> [Stated problem] Check each line of the listing, and copy it if it contains the word "weight".

> [Data extract]
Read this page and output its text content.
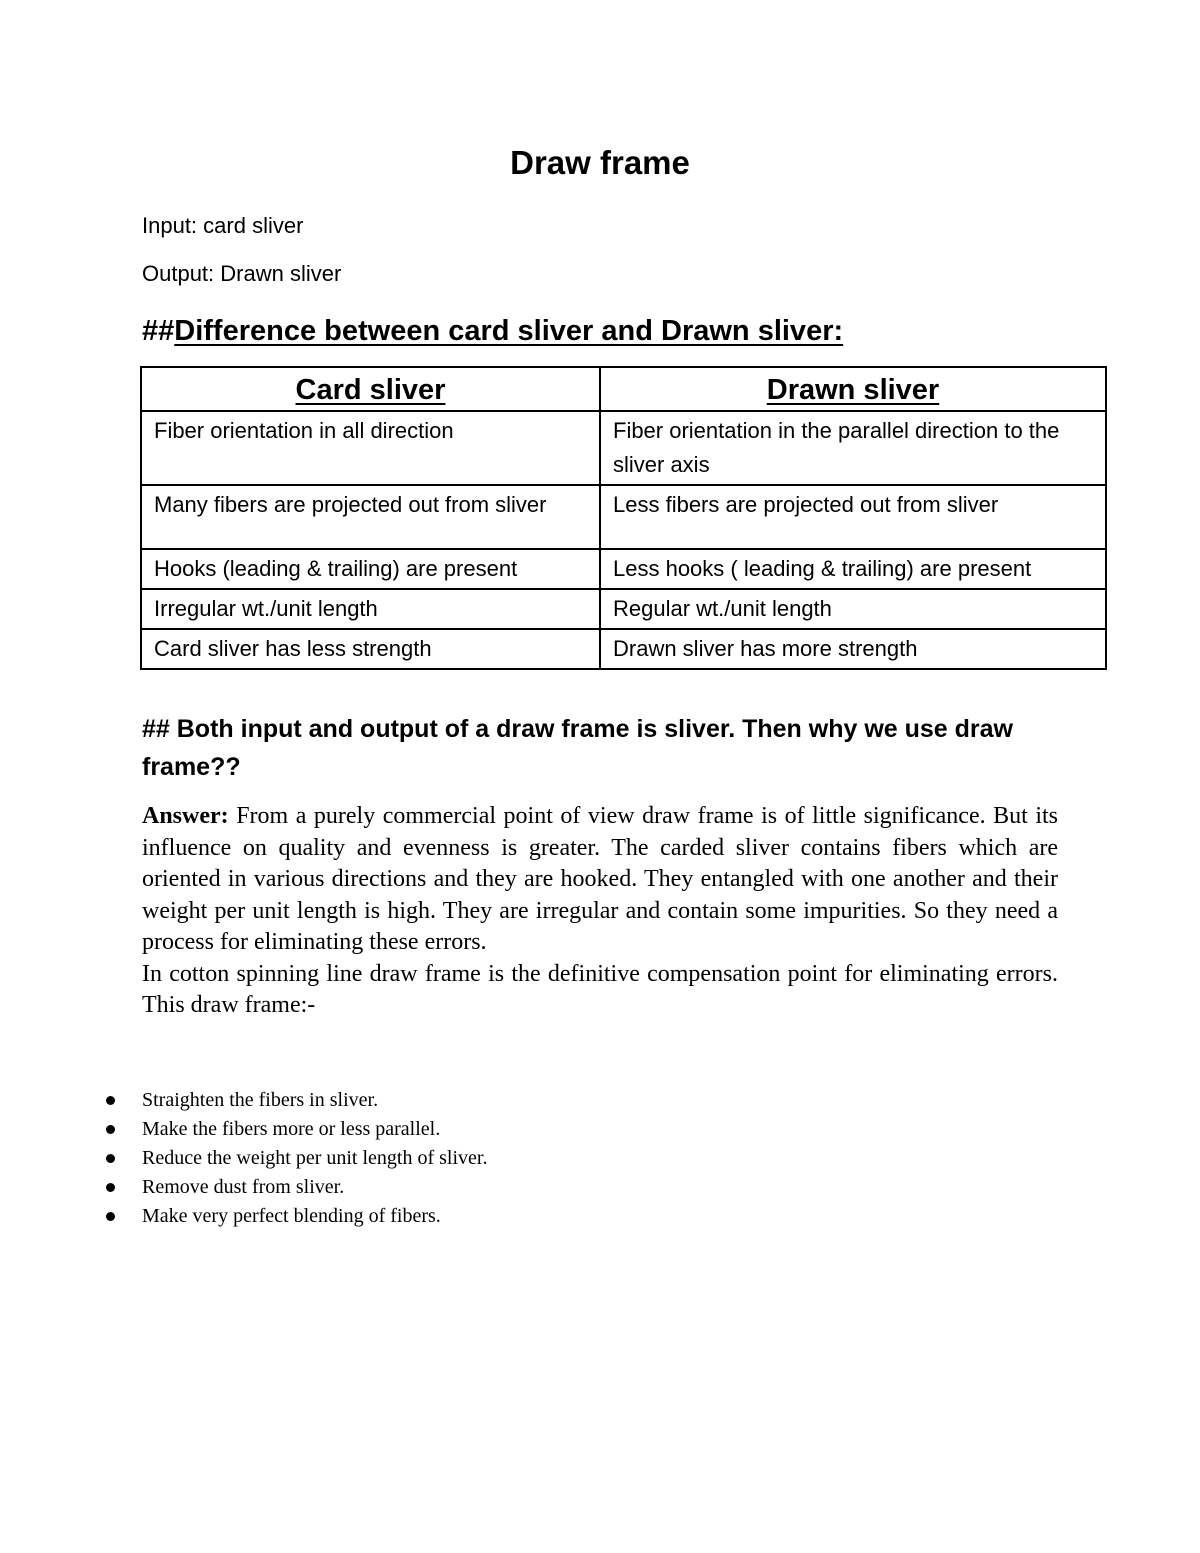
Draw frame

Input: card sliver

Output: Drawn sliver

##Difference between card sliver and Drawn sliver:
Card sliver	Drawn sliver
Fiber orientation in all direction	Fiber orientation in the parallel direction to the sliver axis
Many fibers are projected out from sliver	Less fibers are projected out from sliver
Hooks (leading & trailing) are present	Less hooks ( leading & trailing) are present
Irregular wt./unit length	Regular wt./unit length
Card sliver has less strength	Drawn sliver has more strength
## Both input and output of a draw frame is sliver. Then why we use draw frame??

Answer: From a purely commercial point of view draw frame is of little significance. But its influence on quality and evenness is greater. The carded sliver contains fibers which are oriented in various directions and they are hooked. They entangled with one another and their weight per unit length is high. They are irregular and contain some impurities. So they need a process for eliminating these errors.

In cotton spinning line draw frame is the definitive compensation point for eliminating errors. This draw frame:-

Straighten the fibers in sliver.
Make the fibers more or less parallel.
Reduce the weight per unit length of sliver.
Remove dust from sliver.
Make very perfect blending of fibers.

> [Result below]
Answer: From a purely commercial point of view draw frame is of little significance. But its influence on quality and evenness is greater. The carded sliver contains fibers which are oriented in various directions and they are hooked. They entangled with one another and their weight per unit length is high. They are irregular and contain some impurities. So they need a process for eliminating these errors.
Reduce the weight per unit length of sliver.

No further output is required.